*Problem to work on:*
Below are some records. Pull every line that contains the word "title".

╭─ Data for the task

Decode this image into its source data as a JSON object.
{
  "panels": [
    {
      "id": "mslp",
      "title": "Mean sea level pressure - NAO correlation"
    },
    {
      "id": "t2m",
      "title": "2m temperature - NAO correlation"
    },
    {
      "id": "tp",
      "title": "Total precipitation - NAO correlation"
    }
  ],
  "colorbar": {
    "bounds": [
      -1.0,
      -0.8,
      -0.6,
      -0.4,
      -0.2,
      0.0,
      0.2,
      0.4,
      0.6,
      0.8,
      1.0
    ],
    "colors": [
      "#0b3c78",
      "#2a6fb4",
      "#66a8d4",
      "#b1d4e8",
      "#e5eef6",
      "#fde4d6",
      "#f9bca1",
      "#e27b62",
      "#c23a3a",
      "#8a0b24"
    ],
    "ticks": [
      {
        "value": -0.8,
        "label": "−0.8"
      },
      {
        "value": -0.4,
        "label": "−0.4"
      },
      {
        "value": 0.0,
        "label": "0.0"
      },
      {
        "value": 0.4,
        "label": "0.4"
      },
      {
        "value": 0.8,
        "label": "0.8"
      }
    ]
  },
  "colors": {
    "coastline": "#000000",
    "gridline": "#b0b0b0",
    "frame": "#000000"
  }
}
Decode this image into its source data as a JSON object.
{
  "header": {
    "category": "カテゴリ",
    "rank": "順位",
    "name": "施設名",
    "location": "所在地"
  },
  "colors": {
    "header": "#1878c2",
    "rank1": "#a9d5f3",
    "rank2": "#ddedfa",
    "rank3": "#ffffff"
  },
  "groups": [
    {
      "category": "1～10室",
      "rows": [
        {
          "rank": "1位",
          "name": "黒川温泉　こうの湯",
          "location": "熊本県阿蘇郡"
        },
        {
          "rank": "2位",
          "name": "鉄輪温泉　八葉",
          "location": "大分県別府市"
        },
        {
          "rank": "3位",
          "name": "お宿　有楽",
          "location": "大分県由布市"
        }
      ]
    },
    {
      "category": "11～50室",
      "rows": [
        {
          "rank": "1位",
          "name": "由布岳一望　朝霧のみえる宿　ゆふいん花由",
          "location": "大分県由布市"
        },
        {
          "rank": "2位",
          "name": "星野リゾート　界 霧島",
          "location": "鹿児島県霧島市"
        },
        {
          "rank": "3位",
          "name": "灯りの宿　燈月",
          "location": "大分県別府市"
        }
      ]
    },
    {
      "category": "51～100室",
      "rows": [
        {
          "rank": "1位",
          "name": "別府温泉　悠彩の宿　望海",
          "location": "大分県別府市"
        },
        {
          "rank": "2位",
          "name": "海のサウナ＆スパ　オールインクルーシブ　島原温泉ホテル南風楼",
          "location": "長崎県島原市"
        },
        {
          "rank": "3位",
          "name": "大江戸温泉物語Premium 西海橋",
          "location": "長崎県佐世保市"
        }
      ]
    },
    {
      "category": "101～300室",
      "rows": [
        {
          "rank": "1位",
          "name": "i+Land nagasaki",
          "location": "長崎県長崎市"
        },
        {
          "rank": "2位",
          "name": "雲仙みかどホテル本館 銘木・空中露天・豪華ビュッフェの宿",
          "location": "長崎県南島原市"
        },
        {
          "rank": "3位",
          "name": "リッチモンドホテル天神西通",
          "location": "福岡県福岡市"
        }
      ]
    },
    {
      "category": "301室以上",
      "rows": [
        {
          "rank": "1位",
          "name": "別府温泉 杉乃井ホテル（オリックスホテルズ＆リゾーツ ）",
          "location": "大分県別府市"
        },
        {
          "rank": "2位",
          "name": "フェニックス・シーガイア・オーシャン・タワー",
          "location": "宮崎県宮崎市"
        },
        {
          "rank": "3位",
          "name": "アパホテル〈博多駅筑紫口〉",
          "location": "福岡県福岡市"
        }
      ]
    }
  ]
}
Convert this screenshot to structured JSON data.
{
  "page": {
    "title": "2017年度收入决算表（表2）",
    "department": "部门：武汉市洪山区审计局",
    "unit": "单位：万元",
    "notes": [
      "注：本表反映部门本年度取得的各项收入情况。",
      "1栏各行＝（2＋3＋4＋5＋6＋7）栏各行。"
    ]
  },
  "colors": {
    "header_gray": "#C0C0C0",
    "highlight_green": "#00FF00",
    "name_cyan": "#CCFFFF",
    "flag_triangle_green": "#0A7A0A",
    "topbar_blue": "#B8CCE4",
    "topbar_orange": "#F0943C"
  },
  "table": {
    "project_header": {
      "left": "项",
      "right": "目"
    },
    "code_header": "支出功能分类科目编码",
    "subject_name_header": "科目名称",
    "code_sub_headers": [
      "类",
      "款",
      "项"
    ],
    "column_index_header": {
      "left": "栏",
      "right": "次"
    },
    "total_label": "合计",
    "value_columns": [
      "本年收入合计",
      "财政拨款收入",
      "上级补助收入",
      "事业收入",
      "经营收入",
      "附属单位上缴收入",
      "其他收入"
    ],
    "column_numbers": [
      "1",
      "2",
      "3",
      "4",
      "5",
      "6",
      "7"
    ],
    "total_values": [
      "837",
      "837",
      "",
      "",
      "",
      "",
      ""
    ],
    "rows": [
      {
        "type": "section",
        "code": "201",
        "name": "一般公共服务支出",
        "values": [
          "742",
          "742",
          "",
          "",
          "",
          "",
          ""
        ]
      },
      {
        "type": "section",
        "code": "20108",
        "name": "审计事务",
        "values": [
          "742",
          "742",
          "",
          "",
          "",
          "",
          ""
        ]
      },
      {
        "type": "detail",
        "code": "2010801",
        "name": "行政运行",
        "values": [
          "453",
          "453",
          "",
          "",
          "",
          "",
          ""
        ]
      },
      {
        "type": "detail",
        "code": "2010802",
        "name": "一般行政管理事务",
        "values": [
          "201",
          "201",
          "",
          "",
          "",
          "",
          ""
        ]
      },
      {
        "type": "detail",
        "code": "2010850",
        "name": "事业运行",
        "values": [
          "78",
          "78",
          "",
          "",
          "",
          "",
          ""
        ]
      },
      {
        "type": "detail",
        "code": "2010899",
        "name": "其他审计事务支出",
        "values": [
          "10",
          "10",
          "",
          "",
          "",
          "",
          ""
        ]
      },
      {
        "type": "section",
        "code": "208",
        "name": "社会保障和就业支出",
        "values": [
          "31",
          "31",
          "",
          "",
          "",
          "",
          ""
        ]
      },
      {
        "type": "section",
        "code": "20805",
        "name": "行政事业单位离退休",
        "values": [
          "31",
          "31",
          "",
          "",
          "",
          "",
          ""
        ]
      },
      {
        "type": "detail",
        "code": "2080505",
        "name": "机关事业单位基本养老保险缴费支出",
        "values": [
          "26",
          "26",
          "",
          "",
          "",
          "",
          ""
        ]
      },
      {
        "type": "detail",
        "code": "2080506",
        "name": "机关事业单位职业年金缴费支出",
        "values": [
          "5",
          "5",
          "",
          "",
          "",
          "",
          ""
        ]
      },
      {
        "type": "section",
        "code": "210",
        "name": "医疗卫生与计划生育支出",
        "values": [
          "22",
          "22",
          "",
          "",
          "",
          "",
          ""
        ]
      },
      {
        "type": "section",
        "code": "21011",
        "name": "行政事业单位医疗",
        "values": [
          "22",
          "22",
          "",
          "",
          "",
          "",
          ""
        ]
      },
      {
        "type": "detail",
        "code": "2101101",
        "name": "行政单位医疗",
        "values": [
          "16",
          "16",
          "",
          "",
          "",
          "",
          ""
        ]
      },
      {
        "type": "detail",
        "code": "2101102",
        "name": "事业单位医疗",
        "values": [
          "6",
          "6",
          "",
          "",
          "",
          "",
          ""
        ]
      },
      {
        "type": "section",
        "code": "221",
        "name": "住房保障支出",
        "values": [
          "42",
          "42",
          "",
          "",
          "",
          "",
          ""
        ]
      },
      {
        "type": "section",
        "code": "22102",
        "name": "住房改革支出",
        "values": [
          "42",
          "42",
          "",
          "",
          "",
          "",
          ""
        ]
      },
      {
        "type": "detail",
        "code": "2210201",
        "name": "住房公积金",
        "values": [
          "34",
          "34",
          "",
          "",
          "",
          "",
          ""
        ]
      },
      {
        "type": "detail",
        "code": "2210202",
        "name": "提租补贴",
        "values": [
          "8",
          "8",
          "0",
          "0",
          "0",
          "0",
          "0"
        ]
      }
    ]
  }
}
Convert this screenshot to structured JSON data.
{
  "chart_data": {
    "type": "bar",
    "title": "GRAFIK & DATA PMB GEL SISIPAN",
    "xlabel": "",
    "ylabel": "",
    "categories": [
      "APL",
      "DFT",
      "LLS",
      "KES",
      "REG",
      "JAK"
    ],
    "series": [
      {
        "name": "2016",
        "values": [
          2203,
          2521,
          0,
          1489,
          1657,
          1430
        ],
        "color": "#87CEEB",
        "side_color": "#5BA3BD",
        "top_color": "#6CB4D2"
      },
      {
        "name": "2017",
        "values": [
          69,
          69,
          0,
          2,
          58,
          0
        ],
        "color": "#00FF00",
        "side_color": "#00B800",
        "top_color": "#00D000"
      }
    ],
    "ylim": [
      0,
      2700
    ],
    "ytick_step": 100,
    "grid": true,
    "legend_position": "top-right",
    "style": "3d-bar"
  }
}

╰─

*In response:*
      "title": "Mean sea level pressure - NAO correlation"
      "title": "2m temperature - NAO correlation"
      "title": "Total precipitation - NAO correlation"
    "title": "2017年度收入决算表（表2）",
    "title": "GRAFIK & DATA PMB GEL SISIPAN",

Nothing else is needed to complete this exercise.